_What to do_. Show, in full, each line of the data that contains "Transformation".

_Data for this exercise_.
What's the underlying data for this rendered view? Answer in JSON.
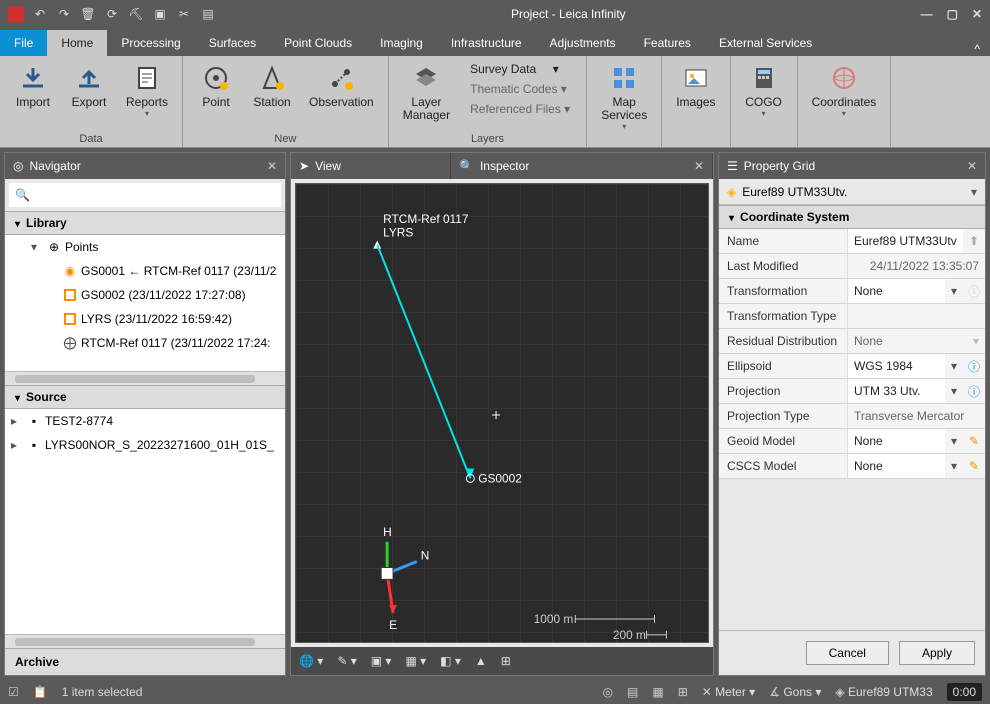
{
  "title": "Project - Leica Infinity",
  "menutabs": {
    "file": "File",
    "items": [
      "Home",
      "Processing",
      "Surfaces",
      "Point Clouds",
      "Imaging",
      "Infrastructure",
      "Adjustments",
      "Features",
      "External Services"
    ],
    "active": 0
  },
  "ribbon": {
    "data": {
      "caption": "Data",
      "import": "Import",
      "export": "Export",
      "reports": "Reports"
    },
    "new": {
      "caption": "New",
      "point": "Point",
      "station": "Station",
      "observation": "Observation"
    },
    "layers": {
      "caption": "Layers",
      "layer_manager": "Layer\nManager",
      "survey_data": "Survey Data",
      "thematic_codes": "Thematic Codes",
      "referenced_files": "Referenced Files"
    },
    "map_services": "Map\nServices",
    "images": "Images",
    "cogo": "COGO",
    "coordinates": "Coordinates"
  },
  "navigator": {
    "title": "Navigator",
    "search_placeholder": "",
    "library": "Library",
    "points_label": "Points",
    "points": [
      {
        "id": "GS0001",
        "label": "GS0001 ← RTCM-Ref 0117 (23/11/2",
        "icon": "target"
      },
      {
        "id": "GS0002",
        "label": "GS0002 (23/11/2022 17:27:08)",
        "icon": "sq"
      },
      {
        "id": "LYRS",
        "label": "LYRS (23/11/2022 16:59:42)",
        "icon": "sq"
      },
      {
        "id": "RTCM",
        "label": "RTCM-Ref 0117 (23/11/2022 17:24:",
        "icon": "rtcm"
      }
    ],
    "source": "Source",
    "sources": [
      "TEST2-8774",
      "LYRS00NOR_S_20223271600_01H_01S_"
    ],
    "archive": "Archive"
  },
  "viewpanel": {
    "view": "View",
    "inspector": "Inspector",
    "labels": {
      "rtcm": "RTCM-Ref 0117",
      "lyrs": "LYRS",
      "gs0002": "GS0002"
    },
    "axes": {
      "h": "H",
      "n": "N",
      "e": "E"
    },
    "scales": {
      "s1000": "1000 m",
      "s200": "200 m"
    }
  },
  "propgrid": {
    "title": "Property Grid",
    "context": "Euref89 UTM33Utv.",
    "section": "Coordinate System",
    "rows": {
      "name_k": "Name",
      "name_v": "Euref89 UTM33Utv",
      "last_mod_k": "Last Modified",
      "last_mod_v": "24/11/2022 13:35:07",
      "transf_k": "Transformation",
      "transf_v": "None",
      "transf_type_k": "Transformation Type",
      "transf_type_v": "",
      "resid_k": "Residual Distribution",
      "resid_v": "None",
      "ellipsoid_k": "Ellipsoid",
      "ellipsoid_v": "WGS 1984",
      "proj_k": "Projection",
      "proj_v": "UTM 33 Utv.",
      "proj_type_k": "Projection Type",
      "proj_type_v": "Transverse Mercator",
      "geoid_k": "Geoid Model",
      "geoid_v": "None",
      "cscs_k": "CSCS Model",
      "cscs_v": "None"
    },
    "cancel": "Cancel",
    "apply": "Apply"
  },
  "statusbar": {
    "selection": "1 item selected",
    "meter": "Meter",
    "gons": "Gons",
    "cs": "Euref89 UTM33",
    "time": "0:00"
  }
}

_Exercise result_.
      "transf_k": "Transformation",
      "transf_type_k": "Transformation Type",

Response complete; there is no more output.